> _Instructions for the task_: Work out the number of lines containing "grid". Answer with nothing but that number.
** START **
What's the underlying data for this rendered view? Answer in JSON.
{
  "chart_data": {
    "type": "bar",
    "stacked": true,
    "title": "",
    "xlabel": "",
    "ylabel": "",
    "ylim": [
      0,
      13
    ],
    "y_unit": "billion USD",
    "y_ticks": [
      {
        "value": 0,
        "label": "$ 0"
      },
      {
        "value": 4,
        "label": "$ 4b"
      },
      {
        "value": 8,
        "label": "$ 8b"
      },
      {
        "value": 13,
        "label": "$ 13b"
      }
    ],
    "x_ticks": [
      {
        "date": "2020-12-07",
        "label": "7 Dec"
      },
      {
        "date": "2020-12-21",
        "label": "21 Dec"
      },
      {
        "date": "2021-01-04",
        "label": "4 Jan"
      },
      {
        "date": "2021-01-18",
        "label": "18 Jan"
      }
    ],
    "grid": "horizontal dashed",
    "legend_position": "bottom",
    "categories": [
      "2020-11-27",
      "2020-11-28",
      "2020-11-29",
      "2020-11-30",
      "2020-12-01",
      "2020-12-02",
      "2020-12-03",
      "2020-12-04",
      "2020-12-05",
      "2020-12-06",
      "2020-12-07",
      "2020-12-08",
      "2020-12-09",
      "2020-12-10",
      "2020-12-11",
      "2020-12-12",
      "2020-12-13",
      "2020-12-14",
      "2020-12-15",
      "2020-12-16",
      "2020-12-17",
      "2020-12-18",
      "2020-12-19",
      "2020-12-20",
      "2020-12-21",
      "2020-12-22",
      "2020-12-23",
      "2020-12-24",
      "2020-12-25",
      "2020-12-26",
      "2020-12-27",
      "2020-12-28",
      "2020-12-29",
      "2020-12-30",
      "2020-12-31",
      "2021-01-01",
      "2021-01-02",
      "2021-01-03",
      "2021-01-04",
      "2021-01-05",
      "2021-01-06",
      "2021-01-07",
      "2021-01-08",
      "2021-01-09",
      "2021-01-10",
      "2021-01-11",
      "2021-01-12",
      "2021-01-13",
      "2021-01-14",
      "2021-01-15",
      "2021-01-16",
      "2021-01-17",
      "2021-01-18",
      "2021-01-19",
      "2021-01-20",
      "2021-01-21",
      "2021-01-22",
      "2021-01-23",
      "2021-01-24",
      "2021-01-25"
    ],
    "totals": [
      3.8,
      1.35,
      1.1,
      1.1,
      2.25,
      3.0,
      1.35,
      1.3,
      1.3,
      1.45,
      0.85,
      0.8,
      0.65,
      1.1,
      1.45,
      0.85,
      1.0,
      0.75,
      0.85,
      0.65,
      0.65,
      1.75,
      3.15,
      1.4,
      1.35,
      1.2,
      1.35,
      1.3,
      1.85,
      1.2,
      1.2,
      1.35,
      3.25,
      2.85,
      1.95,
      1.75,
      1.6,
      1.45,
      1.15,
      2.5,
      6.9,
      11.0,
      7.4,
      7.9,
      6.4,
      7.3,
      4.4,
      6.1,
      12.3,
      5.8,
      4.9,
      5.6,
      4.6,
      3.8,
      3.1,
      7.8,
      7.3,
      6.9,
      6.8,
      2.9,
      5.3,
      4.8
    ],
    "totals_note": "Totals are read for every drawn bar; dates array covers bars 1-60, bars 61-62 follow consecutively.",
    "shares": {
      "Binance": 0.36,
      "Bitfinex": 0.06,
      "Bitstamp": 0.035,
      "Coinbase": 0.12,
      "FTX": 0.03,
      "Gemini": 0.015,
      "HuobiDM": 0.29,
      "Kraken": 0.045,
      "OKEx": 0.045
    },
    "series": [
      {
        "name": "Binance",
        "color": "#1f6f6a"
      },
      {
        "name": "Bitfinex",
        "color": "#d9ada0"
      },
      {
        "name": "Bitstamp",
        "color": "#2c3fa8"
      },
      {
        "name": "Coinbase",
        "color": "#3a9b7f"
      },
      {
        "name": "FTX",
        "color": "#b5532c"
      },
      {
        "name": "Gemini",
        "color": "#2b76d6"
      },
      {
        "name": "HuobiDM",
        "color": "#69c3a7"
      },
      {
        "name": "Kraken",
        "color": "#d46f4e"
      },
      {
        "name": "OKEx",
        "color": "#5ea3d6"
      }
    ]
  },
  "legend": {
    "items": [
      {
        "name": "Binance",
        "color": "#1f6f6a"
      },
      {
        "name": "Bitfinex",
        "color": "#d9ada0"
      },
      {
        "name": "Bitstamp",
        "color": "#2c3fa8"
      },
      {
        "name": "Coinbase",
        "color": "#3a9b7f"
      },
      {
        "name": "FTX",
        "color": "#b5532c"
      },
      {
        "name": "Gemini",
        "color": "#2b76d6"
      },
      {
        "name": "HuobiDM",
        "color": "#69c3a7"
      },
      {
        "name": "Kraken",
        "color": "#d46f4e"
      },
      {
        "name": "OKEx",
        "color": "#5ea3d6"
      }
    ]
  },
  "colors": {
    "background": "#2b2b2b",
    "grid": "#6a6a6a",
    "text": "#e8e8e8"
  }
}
** END **
> _Reply to the task_: 2